How is cardiotoxicity managed in the clinic?
In the clinic, cardiotoxicity is managed by modifying treatment regimens, promoting regular exercise and a healthy diet, and by closely monitoring individuals that may be at risk of developing treatment-related cardiotoxicity. Patients can be monitored through blood tests to detect biomarkers of abnormal heart function, and through assessing how well the heart contracts, as reduced contractility can be an early sign of heart failure.
Depending on the anti-cancer treatment, cardiotoxicity may be reversible by stopping treatment, allowing cardiac function to return to pre-treatment levels within months. However, stopping treatment halts the intended anti-cancer effect. Therefore, patients will have to switch to another therapy to disrupt tumour growth, which will also have its own cardiotoxic risk. Because treatment-related cardiotoxicity is not always reversible, cardiovascular medications (like the ACE inhibitor Elanapril) can be used to alleviate persistent cardiac effects and to control cardiotoxic symptoms that may arise during continued cancer therapy.
How can research help combat cardiotoxicity?
Research is starting to uncover how these anti-cancer treatments damage heart cells and lead to cardiotoxicity. This knowledge can then be utilised to develop strategies that can reduce or reverse these cardiotoxic effects, though the variation in mechanisms of cardiotoxicity across cancer treatments make a universal solution unlikely.
Currently, Dexrazoxane is the only available drug used to prevent cardiotoxicity. It is used alongside the chemotherapy drug Doxorubicin and has been shown to reduce, and in some cases prevent, cardiotoxicity in patients receiving Doxorubicin treatment. Further research is needed to identify new ways of preventing cardiotoxicity from other anti-cancer treatments, similar to the protective effect of Dexrazoxane. After all, preventing cardiotoxicity is far more effective than treating symptoms once they have occurred.
Is it all doom and gloom?
Although cardiotoxicity is a significant problem facing cancer patients and clinicians, it is undeniable that modern cancer treatments have significantly improved the outlook for patients. This includes prolonging patient survival – but does this come at a cost of heart function?
-*-*-
■ **What this exercise asks**:
A) Copy the passage on cardiotoxicity starting with "Currently, Dexrazoxane is" and going on through "of heart function?", renaming "clinicians" to "doctors".
B) Please extend the passage on cardiotoxicity, picking up after its last sentence.

[Collected data entries]
-*-*-
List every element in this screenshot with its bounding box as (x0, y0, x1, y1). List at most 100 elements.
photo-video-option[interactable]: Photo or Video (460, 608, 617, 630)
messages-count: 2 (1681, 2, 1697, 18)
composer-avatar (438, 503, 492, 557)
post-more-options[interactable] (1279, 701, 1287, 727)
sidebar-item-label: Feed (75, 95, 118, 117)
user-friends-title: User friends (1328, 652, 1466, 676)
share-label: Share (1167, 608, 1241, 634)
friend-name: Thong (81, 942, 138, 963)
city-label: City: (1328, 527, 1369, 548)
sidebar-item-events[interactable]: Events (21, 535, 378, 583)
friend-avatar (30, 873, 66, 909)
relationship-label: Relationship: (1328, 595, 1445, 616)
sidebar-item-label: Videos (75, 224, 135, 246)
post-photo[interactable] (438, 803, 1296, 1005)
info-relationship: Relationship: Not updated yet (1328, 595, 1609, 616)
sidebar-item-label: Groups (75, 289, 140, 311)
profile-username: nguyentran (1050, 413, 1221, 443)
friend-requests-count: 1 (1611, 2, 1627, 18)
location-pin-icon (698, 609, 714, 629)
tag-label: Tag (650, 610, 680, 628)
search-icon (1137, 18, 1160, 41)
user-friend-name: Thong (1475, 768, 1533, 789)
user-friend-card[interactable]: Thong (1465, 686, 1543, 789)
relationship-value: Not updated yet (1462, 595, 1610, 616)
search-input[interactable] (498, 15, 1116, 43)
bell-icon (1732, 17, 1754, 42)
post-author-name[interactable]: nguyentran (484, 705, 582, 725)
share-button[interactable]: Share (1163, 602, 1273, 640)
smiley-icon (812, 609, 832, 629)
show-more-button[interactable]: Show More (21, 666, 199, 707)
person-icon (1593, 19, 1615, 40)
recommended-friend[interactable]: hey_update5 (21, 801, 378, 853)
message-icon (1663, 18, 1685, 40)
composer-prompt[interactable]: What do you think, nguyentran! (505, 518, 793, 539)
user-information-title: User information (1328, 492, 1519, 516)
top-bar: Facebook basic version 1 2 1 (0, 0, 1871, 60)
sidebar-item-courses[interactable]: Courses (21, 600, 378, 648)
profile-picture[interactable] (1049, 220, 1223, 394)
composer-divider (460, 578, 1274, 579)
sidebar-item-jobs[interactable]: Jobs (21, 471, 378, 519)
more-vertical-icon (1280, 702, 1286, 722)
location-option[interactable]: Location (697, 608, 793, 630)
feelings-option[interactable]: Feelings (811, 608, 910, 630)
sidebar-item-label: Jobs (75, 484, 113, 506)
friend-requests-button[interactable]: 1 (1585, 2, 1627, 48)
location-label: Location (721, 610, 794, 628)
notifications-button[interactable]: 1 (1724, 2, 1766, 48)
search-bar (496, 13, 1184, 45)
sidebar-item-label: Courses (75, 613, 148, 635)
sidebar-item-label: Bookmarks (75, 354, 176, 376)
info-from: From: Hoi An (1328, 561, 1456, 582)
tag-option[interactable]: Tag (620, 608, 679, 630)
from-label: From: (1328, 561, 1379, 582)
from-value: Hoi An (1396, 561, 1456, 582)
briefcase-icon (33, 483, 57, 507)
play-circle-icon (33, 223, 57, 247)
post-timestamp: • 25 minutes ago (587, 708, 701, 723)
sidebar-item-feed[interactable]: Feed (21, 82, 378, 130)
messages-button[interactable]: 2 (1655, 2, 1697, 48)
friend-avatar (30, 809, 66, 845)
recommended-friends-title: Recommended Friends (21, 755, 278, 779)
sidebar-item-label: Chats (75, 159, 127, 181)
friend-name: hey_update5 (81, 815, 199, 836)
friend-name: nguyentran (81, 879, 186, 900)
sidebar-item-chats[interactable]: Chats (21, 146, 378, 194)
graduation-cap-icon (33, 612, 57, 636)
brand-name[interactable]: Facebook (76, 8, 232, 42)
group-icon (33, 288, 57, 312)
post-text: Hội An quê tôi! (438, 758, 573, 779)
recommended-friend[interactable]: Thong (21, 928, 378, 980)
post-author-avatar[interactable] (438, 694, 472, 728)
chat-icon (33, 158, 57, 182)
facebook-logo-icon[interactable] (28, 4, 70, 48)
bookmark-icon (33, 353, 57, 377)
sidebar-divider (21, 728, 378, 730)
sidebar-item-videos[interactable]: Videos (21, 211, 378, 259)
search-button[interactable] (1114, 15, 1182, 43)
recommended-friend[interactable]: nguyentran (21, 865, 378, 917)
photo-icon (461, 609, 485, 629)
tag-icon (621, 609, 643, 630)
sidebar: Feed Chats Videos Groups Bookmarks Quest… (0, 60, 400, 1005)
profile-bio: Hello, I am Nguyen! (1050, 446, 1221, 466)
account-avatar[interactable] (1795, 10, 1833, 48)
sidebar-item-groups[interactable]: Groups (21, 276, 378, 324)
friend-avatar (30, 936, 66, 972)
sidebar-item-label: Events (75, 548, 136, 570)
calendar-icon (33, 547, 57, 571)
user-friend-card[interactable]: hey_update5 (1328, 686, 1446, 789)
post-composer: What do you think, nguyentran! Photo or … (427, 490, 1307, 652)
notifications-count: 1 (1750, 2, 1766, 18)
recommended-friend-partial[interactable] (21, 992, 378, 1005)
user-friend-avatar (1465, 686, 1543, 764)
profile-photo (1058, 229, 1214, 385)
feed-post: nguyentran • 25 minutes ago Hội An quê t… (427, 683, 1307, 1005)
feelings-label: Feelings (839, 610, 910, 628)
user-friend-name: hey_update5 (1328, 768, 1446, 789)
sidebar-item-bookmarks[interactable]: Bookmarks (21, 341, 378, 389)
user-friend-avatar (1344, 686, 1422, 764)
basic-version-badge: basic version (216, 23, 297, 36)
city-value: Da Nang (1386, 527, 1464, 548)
-*-*-
■ **Responses**:
A)
Currently, Dexrazoxane is the only available drug used to prevent cardiotoxicity. It is used alongside the chemotherapy drug Doxorubicin and has been shown to reduce, and in some cases prevent, cardiotoxicity in patients receiving Doxorubicin treatment. Further research is needed to identify new ways of preventing cardiotoxicity from other anti-cancer treatments, similar to the protective effect of Dexrazoxane. After all, preventing cardiotoxicity is far more effective than treating symptoms once they have occurred.
Is it all doom and gloom?
Although cardiotoxicity is a significant problem facing cancer patients and doctors, it is undeniable that modern cancer treatments have significantly improved the outlook for patients. This includes prolonging patient survival – but does this come at a cost of heart function?

B)
A 2011 study by an American research group investigated the leading cause of death in women diagnosed with breast cancer, over the age of 65. By the end of this 12-year study, half of the patients had died, with the leading cause of death being cardiovascular disease (CVD), closely followed by cancer. The study showed that over time, deaths from cancer decreased while death from CVD increased, and that pre-existing health conditions and increasing age increased the risk of CVD-related death. Notably, in this study only a quarter of women who died from CVD already had heart disease when diagnosed with cancer – the majority developed CVD during or after chemotherapy treatment.
Although this study observes heart disease to be the leading cause of death in these patients, it is important to acknowledge that approximately half of these women were still alive 12 years after diagnosis – which would not have been possible without modern therapies. As people live longer, they will face age-related health issues, which include a gradual decline in heart function and increased risk of CVD.
Though some cancer treatments can affect the heart, patients are now living long enough for these delayed cardiotoxic effects to become apparent, which itself reflects the significant progress in cancer care. The challenge ahead is to develop strategies that can lessen or even reverse these cardiac effects, helping to further improve long-term health and quality of life for survivors.